══ Passage shown

I disagree with the use of the Decorator pattern for several reasons, in the more general case:

  • It is potentially slow, especially if used in performance-critical sections of code. The repeat nesting of many decorators causes repeated JMPs in the generated assembly, which can have a severe performance impact.
  • It becomes like peeling the layers of an onion, when you have to read / parse a multiply-nested decorator, and figure out its order of execution (pre-order or post-order depth first traversal, in stack terms - or even a mix of both).
  • This idea of "wow, you can assemble any set of permutations you like using decorators!" is solvable in other ways, such as favouring composition over inheritance, where we exhaustively compose structs or classes in such a way that they can accommodate all possibilities of composition required for that class; e.g. a player character in a game may have a gun and / or a vehicle they are driving; so to know what these are, we provide fields for both (these may be either nested structs or pointers / references to other structs classes, allocated separately), whether used or not. This is common in entity-component systems for games.

════
══ Dataset content

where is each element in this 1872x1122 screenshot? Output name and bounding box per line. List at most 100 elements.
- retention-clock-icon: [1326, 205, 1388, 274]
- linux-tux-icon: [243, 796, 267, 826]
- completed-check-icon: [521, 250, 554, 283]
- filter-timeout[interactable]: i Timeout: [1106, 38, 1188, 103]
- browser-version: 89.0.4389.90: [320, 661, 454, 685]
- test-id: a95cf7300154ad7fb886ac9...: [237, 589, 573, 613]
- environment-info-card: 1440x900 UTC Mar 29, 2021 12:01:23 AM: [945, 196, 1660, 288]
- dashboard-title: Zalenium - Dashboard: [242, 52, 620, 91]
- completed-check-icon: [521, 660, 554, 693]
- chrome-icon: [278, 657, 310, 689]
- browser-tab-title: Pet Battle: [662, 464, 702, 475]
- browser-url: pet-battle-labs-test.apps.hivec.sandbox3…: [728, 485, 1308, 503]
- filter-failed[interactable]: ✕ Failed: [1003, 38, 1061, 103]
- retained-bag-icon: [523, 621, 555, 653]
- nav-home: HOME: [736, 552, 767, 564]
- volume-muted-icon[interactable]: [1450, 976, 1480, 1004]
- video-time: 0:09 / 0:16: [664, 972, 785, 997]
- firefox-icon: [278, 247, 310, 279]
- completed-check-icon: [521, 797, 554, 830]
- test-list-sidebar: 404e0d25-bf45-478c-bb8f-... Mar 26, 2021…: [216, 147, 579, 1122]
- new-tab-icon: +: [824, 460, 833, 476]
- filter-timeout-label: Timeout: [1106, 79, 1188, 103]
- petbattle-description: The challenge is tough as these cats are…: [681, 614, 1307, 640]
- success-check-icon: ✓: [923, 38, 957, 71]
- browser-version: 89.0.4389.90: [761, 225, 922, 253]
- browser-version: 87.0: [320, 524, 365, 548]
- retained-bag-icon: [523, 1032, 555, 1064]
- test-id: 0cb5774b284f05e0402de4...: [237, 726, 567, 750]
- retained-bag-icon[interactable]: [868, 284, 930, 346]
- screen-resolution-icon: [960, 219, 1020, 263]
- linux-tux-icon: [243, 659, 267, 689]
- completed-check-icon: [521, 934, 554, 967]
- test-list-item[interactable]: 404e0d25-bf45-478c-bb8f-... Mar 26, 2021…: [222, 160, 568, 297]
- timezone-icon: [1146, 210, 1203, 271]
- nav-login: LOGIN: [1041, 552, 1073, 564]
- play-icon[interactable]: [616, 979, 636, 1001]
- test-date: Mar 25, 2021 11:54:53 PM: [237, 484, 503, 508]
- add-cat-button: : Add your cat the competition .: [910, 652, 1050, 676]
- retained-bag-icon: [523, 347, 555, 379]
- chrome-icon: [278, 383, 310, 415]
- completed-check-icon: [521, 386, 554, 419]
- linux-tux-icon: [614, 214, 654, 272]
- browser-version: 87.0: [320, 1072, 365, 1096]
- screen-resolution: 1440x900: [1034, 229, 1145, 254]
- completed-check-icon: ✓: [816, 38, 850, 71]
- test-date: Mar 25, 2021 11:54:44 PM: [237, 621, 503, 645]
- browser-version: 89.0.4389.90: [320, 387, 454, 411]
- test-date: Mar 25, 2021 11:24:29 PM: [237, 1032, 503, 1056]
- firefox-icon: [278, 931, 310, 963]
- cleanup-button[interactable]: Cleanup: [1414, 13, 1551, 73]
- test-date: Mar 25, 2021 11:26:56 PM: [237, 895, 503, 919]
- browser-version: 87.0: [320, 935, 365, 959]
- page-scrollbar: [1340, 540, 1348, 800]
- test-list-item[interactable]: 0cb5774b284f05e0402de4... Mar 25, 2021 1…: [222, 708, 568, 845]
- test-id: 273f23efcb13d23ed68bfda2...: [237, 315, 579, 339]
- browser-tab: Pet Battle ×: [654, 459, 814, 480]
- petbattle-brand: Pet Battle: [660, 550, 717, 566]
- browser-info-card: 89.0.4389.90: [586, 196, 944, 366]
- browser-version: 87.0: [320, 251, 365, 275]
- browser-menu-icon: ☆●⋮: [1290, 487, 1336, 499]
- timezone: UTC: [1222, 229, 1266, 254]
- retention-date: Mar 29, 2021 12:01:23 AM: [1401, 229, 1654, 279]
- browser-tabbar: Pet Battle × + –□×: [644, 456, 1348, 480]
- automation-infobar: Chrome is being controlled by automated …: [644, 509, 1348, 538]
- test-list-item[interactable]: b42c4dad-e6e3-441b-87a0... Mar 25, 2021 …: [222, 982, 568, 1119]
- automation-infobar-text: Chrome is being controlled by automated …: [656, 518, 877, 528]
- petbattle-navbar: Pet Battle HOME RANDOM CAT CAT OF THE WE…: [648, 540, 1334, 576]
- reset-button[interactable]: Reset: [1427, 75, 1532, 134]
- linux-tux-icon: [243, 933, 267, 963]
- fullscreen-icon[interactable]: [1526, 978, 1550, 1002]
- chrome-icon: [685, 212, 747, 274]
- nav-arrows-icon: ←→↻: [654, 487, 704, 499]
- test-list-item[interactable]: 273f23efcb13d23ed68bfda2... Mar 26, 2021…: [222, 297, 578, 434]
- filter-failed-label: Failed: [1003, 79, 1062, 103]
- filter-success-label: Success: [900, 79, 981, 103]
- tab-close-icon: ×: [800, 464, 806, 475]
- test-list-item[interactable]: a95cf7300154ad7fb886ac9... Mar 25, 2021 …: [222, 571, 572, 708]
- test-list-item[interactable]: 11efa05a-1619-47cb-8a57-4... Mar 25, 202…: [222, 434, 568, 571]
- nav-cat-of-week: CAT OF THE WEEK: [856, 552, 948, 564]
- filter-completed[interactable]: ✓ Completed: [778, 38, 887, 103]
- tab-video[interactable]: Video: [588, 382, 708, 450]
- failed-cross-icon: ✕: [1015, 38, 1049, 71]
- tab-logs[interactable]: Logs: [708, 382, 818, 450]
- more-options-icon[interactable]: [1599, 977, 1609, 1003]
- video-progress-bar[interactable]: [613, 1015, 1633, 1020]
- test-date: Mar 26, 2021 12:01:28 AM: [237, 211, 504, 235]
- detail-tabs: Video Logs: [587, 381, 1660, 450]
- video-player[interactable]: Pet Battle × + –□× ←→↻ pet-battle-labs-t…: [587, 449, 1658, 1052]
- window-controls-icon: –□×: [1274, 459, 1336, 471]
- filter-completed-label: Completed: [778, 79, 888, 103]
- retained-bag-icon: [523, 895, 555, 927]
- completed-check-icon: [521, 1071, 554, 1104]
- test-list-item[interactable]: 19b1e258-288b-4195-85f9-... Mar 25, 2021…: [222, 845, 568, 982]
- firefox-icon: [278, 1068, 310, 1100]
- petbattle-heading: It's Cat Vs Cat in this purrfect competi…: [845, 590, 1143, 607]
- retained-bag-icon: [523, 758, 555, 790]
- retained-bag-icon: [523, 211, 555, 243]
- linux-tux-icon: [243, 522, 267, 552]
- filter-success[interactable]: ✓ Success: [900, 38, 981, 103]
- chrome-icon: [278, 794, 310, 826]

════

▸ Problems to work on
- 1) According to the critique of the Decorator pattern, why can the pattern be slow in performance-critical code? Answer in one to three sentences.
- 2) Write the next part of the critique of the Decorator pattern, picking up after its final sentence.

▸ Per-task answers
- 1) Nesting many decorators causes repeated JMPs in the generated assembly. Those repeated jumps can have a severe impact on performance.

- 2)
  • A proliferation of classes is avoided, which may or may not be a good thing in your case.

Ultimately, composition is quite specialised and ignores SRP, but at the end of the day, most code is written for specialised purposes and not for endless re-use.

At the end of the day, I'd be happy to use Decorator during active dev / prototyping a feature, but aiming to switch it out for a more specific, hardcoded solution, later on as the featureset settles.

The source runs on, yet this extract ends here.